Data entries
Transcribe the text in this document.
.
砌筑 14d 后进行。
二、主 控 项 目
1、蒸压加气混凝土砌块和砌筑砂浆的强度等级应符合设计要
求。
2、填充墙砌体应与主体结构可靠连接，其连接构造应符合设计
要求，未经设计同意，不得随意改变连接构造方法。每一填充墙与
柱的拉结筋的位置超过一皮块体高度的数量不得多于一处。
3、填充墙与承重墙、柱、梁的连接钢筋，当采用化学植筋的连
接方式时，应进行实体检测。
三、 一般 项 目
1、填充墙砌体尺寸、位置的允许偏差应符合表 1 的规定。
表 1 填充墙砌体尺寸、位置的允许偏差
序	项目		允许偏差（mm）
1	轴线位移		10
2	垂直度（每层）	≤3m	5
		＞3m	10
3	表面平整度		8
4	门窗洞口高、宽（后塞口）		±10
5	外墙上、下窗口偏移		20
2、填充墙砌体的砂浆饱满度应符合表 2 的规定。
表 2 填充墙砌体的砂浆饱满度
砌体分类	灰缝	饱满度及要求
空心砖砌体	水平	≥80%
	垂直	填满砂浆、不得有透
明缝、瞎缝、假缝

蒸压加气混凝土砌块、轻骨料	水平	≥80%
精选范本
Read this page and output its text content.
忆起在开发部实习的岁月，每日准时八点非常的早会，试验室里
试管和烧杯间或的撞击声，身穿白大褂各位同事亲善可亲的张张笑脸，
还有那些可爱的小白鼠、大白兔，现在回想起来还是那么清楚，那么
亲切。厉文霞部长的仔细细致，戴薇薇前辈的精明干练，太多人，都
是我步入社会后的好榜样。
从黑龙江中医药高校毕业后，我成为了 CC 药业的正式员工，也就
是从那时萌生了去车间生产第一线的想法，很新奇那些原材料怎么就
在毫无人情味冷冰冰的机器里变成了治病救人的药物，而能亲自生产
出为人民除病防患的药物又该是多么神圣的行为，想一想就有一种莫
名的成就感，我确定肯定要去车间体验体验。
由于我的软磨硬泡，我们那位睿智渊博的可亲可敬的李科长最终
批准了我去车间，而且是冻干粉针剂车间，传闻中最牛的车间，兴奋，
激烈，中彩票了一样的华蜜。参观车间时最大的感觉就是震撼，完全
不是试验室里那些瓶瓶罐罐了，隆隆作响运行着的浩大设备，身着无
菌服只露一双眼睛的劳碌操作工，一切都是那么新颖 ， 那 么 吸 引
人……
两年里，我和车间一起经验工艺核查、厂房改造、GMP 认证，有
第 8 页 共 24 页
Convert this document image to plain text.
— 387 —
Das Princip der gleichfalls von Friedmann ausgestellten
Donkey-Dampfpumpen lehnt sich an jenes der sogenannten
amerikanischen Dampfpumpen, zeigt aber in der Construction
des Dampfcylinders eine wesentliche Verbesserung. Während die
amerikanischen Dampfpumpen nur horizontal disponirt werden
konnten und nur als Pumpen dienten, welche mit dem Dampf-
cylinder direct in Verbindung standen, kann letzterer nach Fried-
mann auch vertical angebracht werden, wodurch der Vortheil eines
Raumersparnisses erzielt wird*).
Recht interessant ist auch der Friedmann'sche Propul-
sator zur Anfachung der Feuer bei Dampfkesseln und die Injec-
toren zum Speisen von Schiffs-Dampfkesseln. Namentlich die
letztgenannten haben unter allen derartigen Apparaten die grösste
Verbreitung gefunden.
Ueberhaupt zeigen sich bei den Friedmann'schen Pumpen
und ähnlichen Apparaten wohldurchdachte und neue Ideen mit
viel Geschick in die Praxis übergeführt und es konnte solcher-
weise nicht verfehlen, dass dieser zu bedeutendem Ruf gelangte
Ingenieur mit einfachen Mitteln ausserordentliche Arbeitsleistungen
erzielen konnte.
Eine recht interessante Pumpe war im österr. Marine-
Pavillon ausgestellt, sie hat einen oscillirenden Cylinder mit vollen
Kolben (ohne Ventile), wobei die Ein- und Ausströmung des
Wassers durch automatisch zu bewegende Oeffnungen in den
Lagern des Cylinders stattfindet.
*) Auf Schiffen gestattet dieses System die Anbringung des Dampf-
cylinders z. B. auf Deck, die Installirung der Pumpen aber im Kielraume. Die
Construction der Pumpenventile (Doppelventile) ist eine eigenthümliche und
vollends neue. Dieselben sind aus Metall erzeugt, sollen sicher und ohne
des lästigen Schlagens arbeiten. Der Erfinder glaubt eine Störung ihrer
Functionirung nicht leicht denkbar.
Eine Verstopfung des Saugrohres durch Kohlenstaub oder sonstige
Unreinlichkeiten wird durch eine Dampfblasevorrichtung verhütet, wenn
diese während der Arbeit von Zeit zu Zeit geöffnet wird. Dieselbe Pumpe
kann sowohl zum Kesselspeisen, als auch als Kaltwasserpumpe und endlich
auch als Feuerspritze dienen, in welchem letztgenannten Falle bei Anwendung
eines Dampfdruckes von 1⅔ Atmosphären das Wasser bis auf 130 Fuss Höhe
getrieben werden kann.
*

**BRIEF:** Copy every line of the listing where the word "kann" appears.

**ANSWER TO THIS TASK:**
cylinder direct in Verbindung standen, kann letzterer nach Fried-
kann sowohl zum Kesselspeisen, als auch als Kaltwasserpumpe und endlich
getrieben werden kann.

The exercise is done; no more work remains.